• _Exercise details_
Without further comment, state how many lines in the listing below contain the word "JSON".

• _Data records_
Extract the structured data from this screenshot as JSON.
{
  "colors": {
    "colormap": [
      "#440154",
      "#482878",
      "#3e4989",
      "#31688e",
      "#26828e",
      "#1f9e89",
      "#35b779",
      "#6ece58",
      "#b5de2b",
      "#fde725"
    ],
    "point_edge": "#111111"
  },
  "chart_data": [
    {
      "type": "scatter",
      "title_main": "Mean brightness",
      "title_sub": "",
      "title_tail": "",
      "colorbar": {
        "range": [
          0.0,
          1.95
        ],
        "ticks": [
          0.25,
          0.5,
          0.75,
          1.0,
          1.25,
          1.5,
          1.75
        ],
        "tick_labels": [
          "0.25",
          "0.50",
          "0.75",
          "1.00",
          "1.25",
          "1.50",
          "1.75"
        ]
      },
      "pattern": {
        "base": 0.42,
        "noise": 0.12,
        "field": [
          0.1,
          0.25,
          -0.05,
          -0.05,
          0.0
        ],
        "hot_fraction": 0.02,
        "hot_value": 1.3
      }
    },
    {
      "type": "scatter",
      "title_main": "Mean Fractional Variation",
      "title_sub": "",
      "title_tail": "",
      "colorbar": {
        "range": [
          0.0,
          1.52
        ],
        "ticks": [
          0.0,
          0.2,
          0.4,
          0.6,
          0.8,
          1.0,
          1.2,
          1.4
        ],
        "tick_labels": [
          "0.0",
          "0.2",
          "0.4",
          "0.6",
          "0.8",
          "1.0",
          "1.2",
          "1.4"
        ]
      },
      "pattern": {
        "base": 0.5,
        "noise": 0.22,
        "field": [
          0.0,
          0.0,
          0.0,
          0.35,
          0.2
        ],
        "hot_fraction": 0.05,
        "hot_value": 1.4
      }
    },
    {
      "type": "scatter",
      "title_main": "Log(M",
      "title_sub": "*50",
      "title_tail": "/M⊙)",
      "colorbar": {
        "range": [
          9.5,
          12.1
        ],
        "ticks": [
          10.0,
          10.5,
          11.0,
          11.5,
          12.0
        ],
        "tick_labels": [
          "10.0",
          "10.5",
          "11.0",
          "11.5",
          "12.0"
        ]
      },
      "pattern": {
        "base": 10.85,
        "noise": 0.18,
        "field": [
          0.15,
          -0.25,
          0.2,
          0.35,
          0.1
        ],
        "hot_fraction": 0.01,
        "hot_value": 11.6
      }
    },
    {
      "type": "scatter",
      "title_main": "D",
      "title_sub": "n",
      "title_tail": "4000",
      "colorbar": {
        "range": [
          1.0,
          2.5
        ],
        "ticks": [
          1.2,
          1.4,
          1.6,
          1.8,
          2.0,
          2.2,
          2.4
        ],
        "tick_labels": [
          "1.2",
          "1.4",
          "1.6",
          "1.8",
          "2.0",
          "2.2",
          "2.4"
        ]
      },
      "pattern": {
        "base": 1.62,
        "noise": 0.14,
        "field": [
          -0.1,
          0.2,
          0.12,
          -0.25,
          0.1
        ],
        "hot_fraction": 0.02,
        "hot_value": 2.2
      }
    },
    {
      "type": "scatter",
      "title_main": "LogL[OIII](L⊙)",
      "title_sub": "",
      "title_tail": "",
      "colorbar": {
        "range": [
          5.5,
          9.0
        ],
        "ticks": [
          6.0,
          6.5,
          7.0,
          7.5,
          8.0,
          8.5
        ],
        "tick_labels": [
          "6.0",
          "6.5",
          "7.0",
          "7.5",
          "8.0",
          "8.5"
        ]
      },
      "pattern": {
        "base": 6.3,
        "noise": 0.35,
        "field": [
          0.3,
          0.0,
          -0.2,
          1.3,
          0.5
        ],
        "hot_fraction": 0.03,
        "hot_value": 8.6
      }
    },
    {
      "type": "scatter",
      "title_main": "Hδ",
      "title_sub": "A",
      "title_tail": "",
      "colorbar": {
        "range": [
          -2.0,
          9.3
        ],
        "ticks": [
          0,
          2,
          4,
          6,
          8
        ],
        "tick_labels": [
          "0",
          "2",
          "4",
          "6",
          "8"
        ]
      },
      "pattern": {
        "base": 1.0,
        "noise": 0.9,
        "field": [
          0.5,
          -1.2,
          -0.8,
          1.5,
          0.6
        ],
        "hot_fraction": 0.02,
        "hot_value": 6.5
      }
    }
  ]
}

...

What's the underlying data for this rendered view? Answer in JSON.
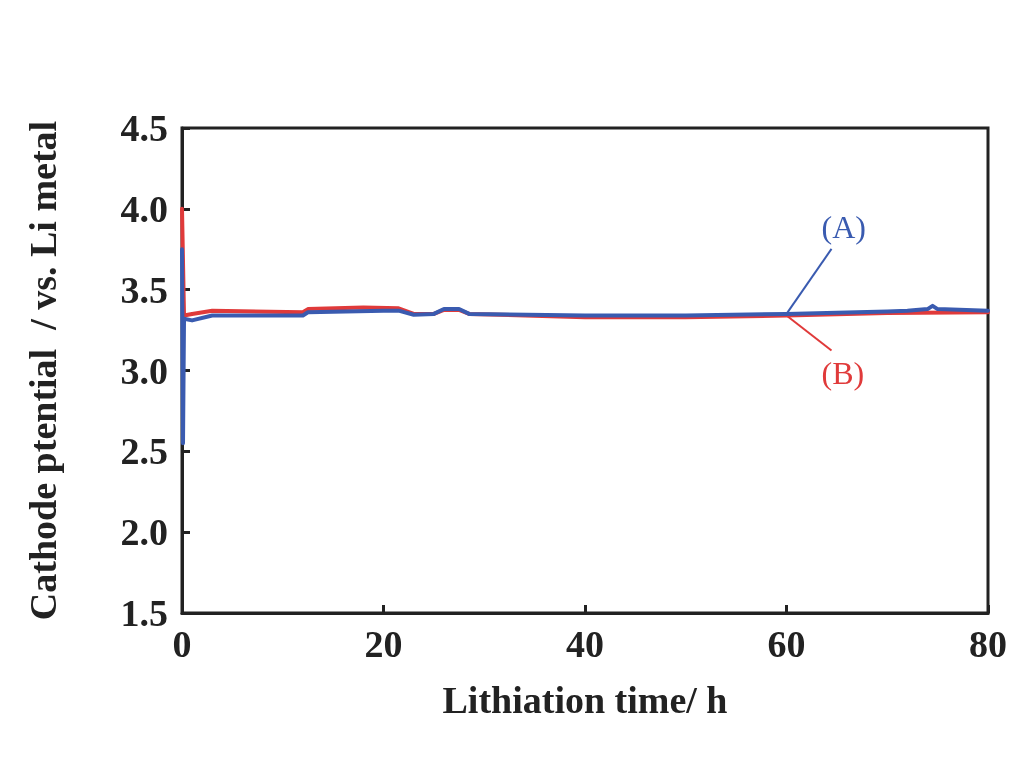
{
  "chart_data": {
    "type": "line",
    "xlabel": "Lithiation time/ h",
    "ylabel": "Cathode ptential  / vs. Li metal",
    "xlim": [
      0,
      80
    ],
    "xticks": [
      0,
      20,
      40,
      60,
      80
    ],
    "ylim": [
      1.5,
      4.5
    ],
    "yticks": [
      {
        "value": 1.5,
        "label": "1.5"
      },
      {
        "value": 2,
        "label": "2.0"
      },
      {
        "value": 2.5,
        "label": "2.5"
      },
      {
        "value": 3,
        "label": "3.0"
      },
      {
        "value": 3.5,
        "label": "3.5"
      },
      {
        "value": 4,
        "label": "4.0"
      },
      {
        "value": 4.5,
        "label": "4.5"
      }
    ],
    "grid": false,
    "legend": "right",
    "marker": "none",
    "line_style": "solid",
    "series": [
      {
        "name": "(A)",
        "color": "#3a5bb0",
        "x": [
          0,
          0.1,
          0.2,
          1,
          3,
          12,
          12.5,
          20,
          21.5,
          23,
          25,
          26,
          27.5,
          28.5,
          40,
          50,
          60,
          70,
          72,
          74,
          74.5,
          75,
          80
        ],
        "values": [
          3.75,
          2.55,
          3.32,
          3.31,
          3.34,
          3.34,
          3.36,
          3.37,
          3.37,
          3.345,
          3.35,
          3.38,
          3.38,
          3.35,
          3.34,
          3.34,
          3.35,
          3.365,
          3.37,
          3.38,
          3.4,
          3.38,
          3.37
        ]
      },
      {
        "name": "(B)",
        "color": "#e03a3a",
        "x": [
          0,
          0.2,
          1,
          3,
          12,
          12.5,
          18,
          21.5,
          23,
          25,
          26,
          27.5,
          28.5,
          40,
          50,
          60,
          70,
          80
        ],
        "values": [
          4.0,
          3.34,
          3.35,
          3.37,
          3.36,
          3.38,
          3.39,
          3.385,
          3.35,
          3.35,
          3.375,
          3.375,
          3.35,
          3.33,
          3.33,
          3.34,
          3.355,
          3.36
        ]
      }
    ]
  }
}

• _Result for this exercise_
2